## BEGIN

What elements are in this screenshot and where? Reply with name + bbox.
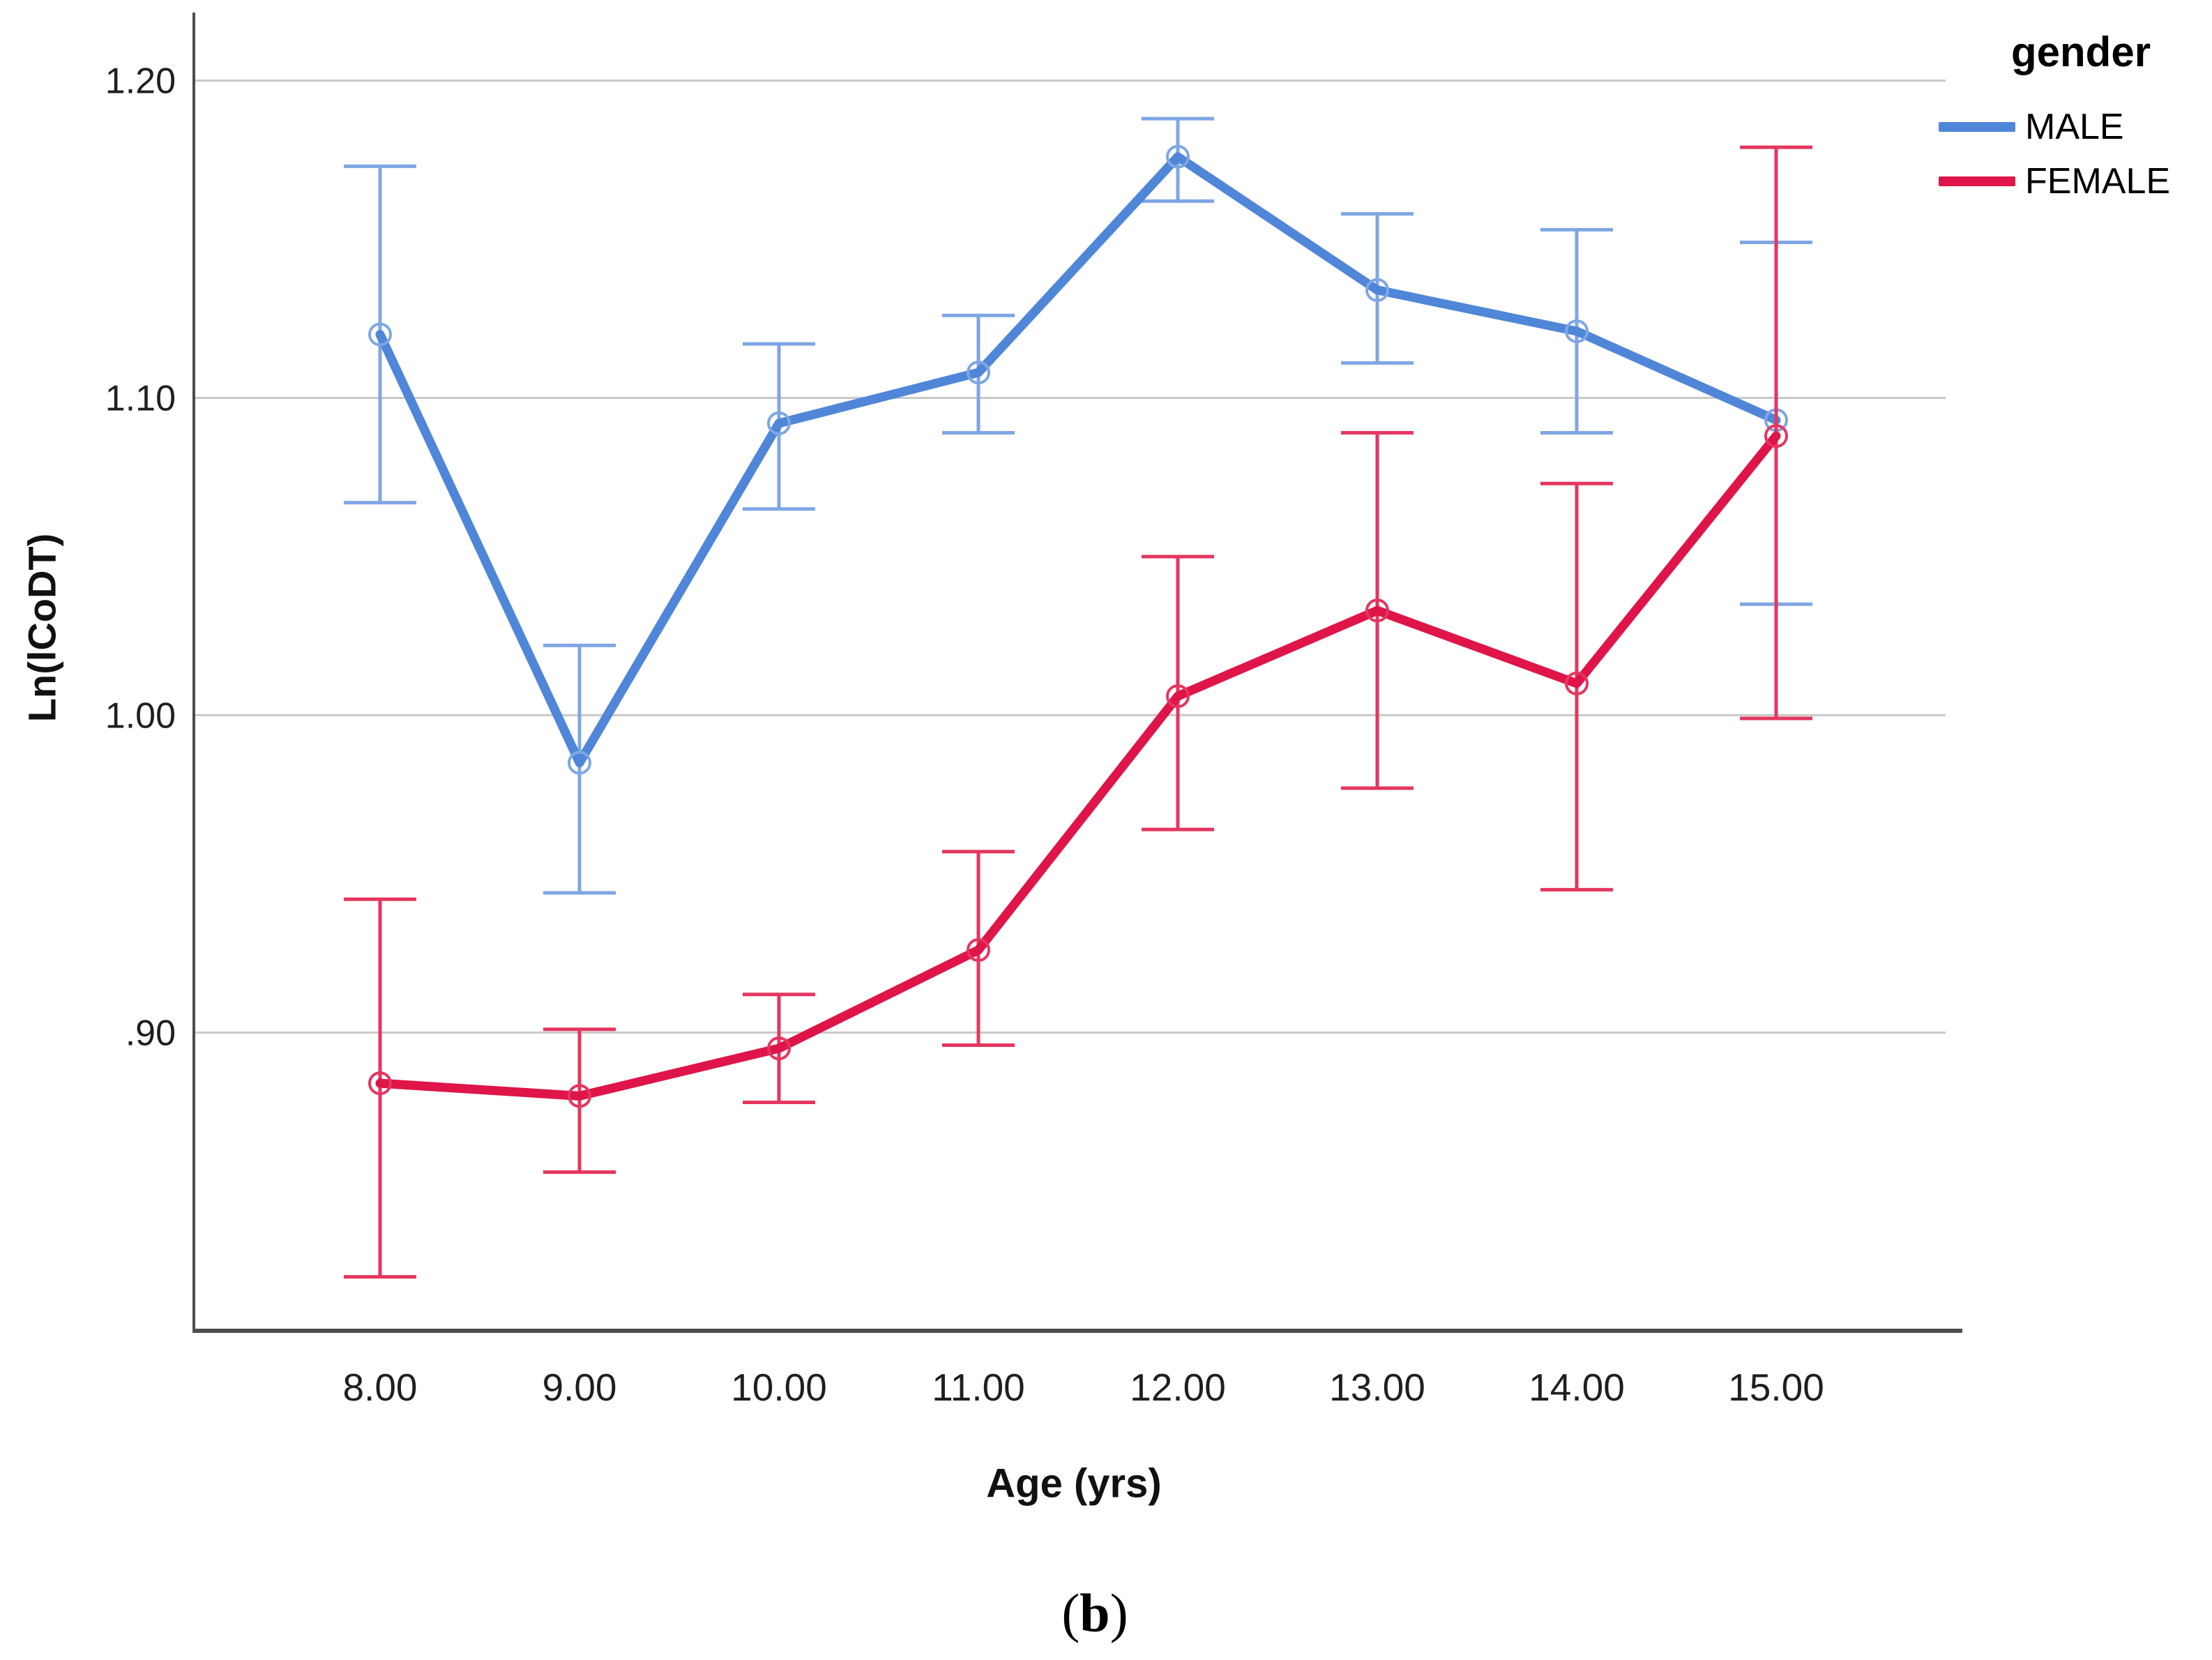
- legend-item-male: MALE: [1939, 100, 2212, 154]
- x-tick-label: 15.00: [1728, 1366, 1824, 1409]
- female-line: [375, 431, 1781, 1101]
- caption-close-paren: ): [1109, 1583, 1128, 1643]
- female-marker: [368, 1071, 392, 1096]
- x-tick-label: 11.00: [932, 1366, 1025, 1409]
- male-marker: [1166, 144, 1190, 169]
- legend: gender MALE FEMALE: [1939, 28, 2212, 209]
- male-marker: [1365, 278, 1389, 302]
- y-axis-title: Ln(lCoDT): [20, 533, 64, 723]
- legend-title: gender: [2011, 29, 2151, 75]
- male-marker: [967, 361, 990, 385]
- caption-letter: b: [1080, 1583, 1110, 1643]
- male-marker: [368, 322, 392, 347]
- x-tick-label: 13.00: [1329, 1366, 1425, 1409]
- male-marker: [767, 411, 791, 435]
- legend-swatch-male: [1939, 122, 2015, 132]
- legend-item-female: FEMALE: [1939, 154, 2212, 209]
- legend-items: MALE FEMALE: [1939, 100, 2212, 209]
- legend-item-label: FEMALE: [2025, 161, 2171, 202]
- female-marker: [1365, 598, 1389, 623]
- x-tick-label: 9.00: [542, 1366, 616, 1409]
- male-line: [375, 152, 1781, 768]
- legend-item-label: MALE: [2025, 107, 2124, 147]
- female-marker: [1166, 684, 1190, 709]
- male-marker: [1565, 319, 1589, 343]
- x-tick-label: 10.00: [731, 1366, 827, 1409]
- male-marker: [568, 750, 591, 775]
- y-tick-label: 1.20: [105, 61, 176, 102]
- female-marker: [568, 1084, 591, 1108]
- female-marker: [967, 938, 990, 963]
- female-marker: [1565, 671, 1589, 695]
- female-marker: [767, 1036, 791, 1061]
- x-tick-label: 12.00: [1130, 1366, 1226, 1409]
- x-axis-title: Age (yrs): [986, 1461, 1162, 1507]
- figure-caption: (b): [1061, 1582, 1128, 1645]
- caption-open-paren: (: [1061, 1583, 1080, 1643]
- x-tick-label: 14.00: [1529, 1366, 1625, 1409]
- legend-swatch-female: [1939, 176, 2015, 186]
- y-tick-label: 1.00: [105, 696, 176, 737]
- y-tick-label: .90: [126, 1013, 176, 1054]
- y-tick-label: 1.10: [105, 379, 176, 419]
- female-marker: [1764, 424, 1788, 448]
- x-tick-label: 8.00: [342, 1366, 417, 1409]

## END

→ WHAT IS REQUIRED
Give every line of the records above as a JSON list of strings, one string per line, with blank lines and the pictures left out.

→ ANSWER
[
  "What elements are in this screenshot and where? Reply with name + bbox.",
  "- legend-item-male: MALE: [1939, 100, 2212, 154]",
  "- x-tick-label: 15.00: [1728, 1366, 1824, 1409]",
  "- female-line: [375, 431, 1781, 1101]",
  "- caption-close-paren: ): [1109, 1583, 1128, 1643]",
  "- female-marker: [368, 1071, 392, 1096]",
  "- x-tick-label: 11.00: [932, 1366, 1025, 1409]",
  "- male-marker: [1166, 144, 1190, 169]",
  "- legend: gender MALE FEMALE: [1939, 28, 2212, 209]",
  "- male-marker: [1365, 278, 1389, 302]",
  "- y-axis-title: Ln(lCoDT): [20, 533, 64, 723]",
  "- legend-title: gender: [2011, 29, 2151, 75]",
  "- male-marker: [967, 361, 990, 385]",
  "- caption-letter: b: [1080, 1583, 1110, 1643]",
  "- male-marker: [368, 322, 392, 347]",
  "- x-tick-label: 13.00: [1329, 1366, 1425, 1409]",
  "- male-marker: [767, 411, 791, 435]",
  "- legend-swatch-male: [1939, 122, 2015, 132]",
  "- legend-item-female: FEMALE: [1939, 154, 2212, 209]",
  "- legend-items: MALE FEMALE: [1939, 100, 2212, 209]",
  "- legend-item-label: FEMALE: [2025, 161, 2171, 202]",
  "- female-marker: [1365, 598, 1389, 623]",
  "- x-tick-label: 9.00: [542, 1366, 616, 1409]",
  "- male-line: [375, 152, 1781, 768]",
  "- legend-item-label: MALE: [2025, 107, 2124, 147]",
  "- female-marker: [1166, 684, 1190, 709]",
  "- male-marker: [1565, 319, 1589, 343]",
  "- x-tick-label: 10.00: [731, 1366, 827, 1409]",
  "- male-marker: [568, 750, 591, 775]",
  "- y-tick-label: 1.20: [105, 61, 176, 102]",
  "- female-marker: [568, 1084, 591, 1108]",
  "- female-marker: [967, 938, 990, 963]",
  "- female-marker: [1565, 671, 1589, 695]",
  "- female-marker: [767, 1036, 791, 1061]",
  "- x-tick-label: 12.00: [1130, 1366, 1226, 1409]",
  "- x-axis-title: Age (yrs): [986, 1461, 1162, 1507]",
  "- figure-caption: (b): [1061, 1582, 1128, 1645]",
  "- caption-open-paren: (: [1061, 1583, 1080, 1643]",
  "- x-tick-label: 14.00: [1529, 1366, 1625, 1409]",
  "- legend-swatch-female: [1939, 176, 2015, 186]",
  "- y-tick-label: 1.00: [105, 696, 176, 737]",
  "- y-tick-label: .90: [126, 1013, 176, 1054]",
  "- y-tick-label: 1.10: [105, 379, 176, 419]",
  "- female-marker: [1764, 424, 1788, 448]",
  "- x-tick-label: 8.00: [342, 1366, 417, 1409]"
]